Report how many lines contain "marker". Give the number and nothing else.

(Stored records)
^^^^^^^^^^^^^^^^
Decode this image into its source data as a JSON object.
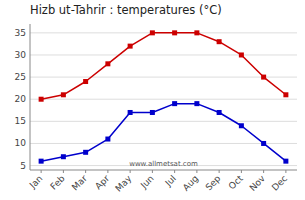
{
  "chart_data": {
    "type": "line",
    "title": "Hizb ut-Tahrir : temperatures (°C)",
    "categories": [
      "Jan",
      "Feb",
      "Mar",
      "Apr",
      "May",
      "Jun",
      "Jul",
      "Aug",
      "Sep",
      "Oct",
      "Nov",
      "Dec"
    ],
    "series": [
      {
        "color": "#cc0000",
        "marker": "square",
        "values": [
          20,
          21,
          24,
          28,
          32,
          35,
          35,
          35,
          33,
          30,
          25,
          21
        ]
      },
      {
        "color": "#0000cc",
        "marker": "square",
        "values": [
          6,
          7,
          8,
          11,
          17,
          17,
          19,
          19,
          17,
          14,
          10,
          6
        ]
      }
    ],
    "ylim": [
      4,
      37
    ],
    "yticks": [
      5,
      10,
      15,
      20,
      25,
      30,
      35
    ],
    "grid": "y",
    "annotations": [
      "www.allmetsat.com"
    ]
  }
}
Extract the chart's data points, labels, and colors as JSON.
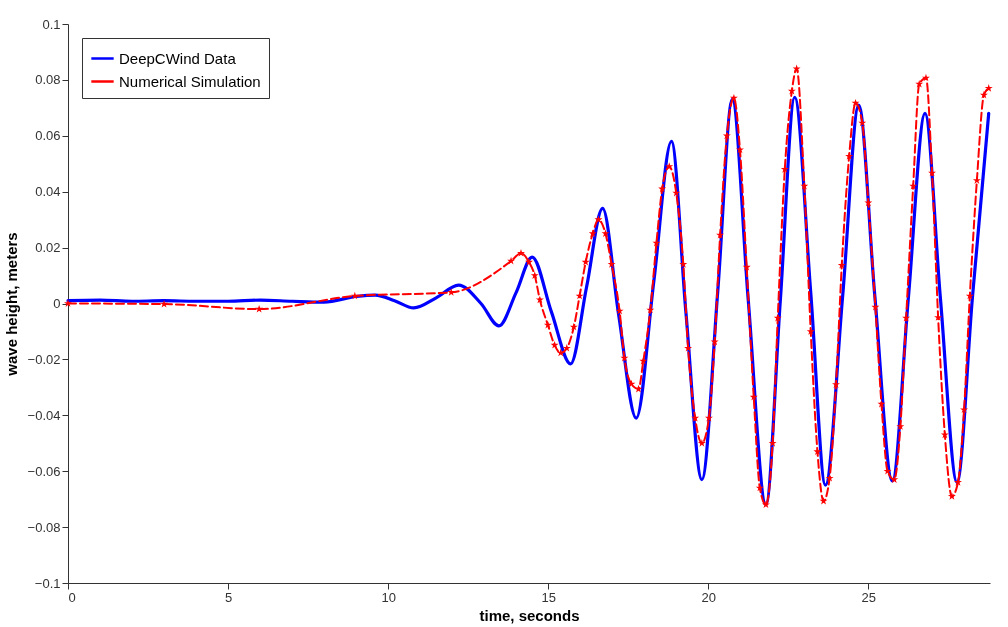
{
  "chart_data": {
    "type": "line",
    "xlabel": "time, seconds",
    "ylabel": "wave height, meters",
    "xlim": [
      0,
      28.8
    ],
    "xticks": [
      0,
      5,
      10,
      15,
      20,
      25
    ],
    "ylim": [
      -0.1,
      0.1
    ],
    "yticks": [
      -0.1,
      -0.08,
      -0.06,
      -0.04,
      -0.02,
      0,
      0.02,
      0.04,
      0.06,
      0.08,
      0.1
    ],
    "grid": false,
    "legend": "top left",
    "series": [
      {
        "name": "DeepCWind Data",
        "color": "#0000ff",
        "marker": "none",
        "line_style": "solid",
        "x": [
          0,
          1,
          2,
          3,
          4,
          5,
          6,
          7,
          8,
          9,
          9.6,
          10.2,
          10.8,
          11.5,
          12.2,
          12.9,
          13.46,
          14.0,
          14.5,
          15.1,
          15.7,
          16.2,
          16.7,
          17.2,
          17.75,
          18.3,
          18.85,
          19.3,
          19.8,
          20.3,
          20.75,
          21.25,
          21.8,
          22.25,
          22.7,
          23.2,
          23.66,
          24.2,
          24.7,
          25.2,
          25.75,
          26.25,
          26.77,
          27.25,
          27.77,
          28.25,
          28.76
        ],
        "values": [
          0.001,
          0.0012,
          0.0008,
          0.001,
          0.0008,
          0.0008,
          0.0012,
          0.0008,
          0.0005,
          0.0025,
          0.003,
          0.001,
          -0.0016,
          0.002,
          0.0066,
          0.0,
          -0.008,
          0.004,
          0.0166,
          -0.003,
          -0.0216,
          0.006,
          0.034,
          -0.004,
          -0.041,
          0.008,
          0.058,
          -0.003,
          -0.063,
          0.005,
          0.073,
          0.001,
          -0.072,
          0.001,
          0.0738,
          0.004,
          -0.065,
          0.003,
          0.071,
          0.003,
          -0.0635,
          0.002,
          0.068,
          0.002,
          -0.064,
          0.002,
          0.068
        ]
      },
      {
        "name": "Numerical Simulation",
        "color": "#ff0000",
        "marker": "star",
        "line_style": "dashed",
        "x": [
          0,
          3,
          5.97,
          8.96,
          11.97,
          13.84,
          14.15,
          14.4,
          14.58,
          14.74,
          14.99,
          15.2,
          15.39,
          15.58,
          15.8,
          15.98,
          16.17,
          16.39,
          16.57,
          16.79,
          16.98,
          17.23,
          17.38,
          17.6,
          17.82,
          17.97,
          18.19,
          18.38,
          18.56,
          18.78,
          19.0,
          19.22,
          19.37,
          19.59,
          19.8,
          20.02,
          20.2,
          20.37,
          20.58,
          20.8,
          20.99,
          21.2,
          21.42,
          21.61,
          21.8,
          22.01,
          22.17,
          22.39,
          22.61,
          22.76,
          23.0,
          23.2,
          23.41,
          23.6,
          23.79,
          23.99,
          24.17,
          24.4,
          24.6,
          24.81,
          25.0,
          25.22,
          25.41,
          25.6,
          25.81,
          26.0,
          26.18,
          26.4,
          26.59,
          26.8,
          26.99,
          27.18,
          27.39,
          27.61,
          27.8,
          27.99,
          28.17,
          28.39,
          28.61,
          28.76
        ],
        "values": [
          0,
          -0.0002,
          -0.002,
          0.0027,
          0.004,
          0.0152,
          0.018,
          0.0148,
          0.01,
          0.0013,
          -0.0077,
          -0.0149,
          -0.0177,
          -0.016,
          -0.0084,
          0.0027,
          0.0148,
          0.025,
          0.03,
          0.025,
          0.014,
          -0.0027,
          -0.0195,
          -0.0288,
          -0.0306,
          -0.0206,
          -0.0023,
          0.0216,
          0.041,
          0.049,
          0.0395,
          0.014,
          -0.016,
          -0.041,
          -0.05,
          -0.041,
          -0.0137,
          0.0245,
          0.06,
          0.0735,
          0.055,
          0.013,
          -0.0335,
          -0.066,
          -0.072,
          -0.05,
          -0.0052,
          0.048,
          0.076,
          0.084,
          0.042,
          -0.01,
          -0.053,
          -0.0707,
          -0.0625,
          -0.029,
          0.0137,
          0.0527,
          0.0717,
          0.0646,
          0.036,
          -0.0013,
          -0.036,
          -0.06,
          -0.063,
          -0.044,
          -0.0052,
          0.042,
          0.0785,
          0.0807,
          0.0467,
          -0.005,
          -0.047,
          -0.069,
          -0.064,
          -0.038,
          0.0027,
          0.044,
          0.0746,
          0.077
        ]
      }
    ]
  }
}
^^^^^^^^^^^^^^^^
## Finished task
4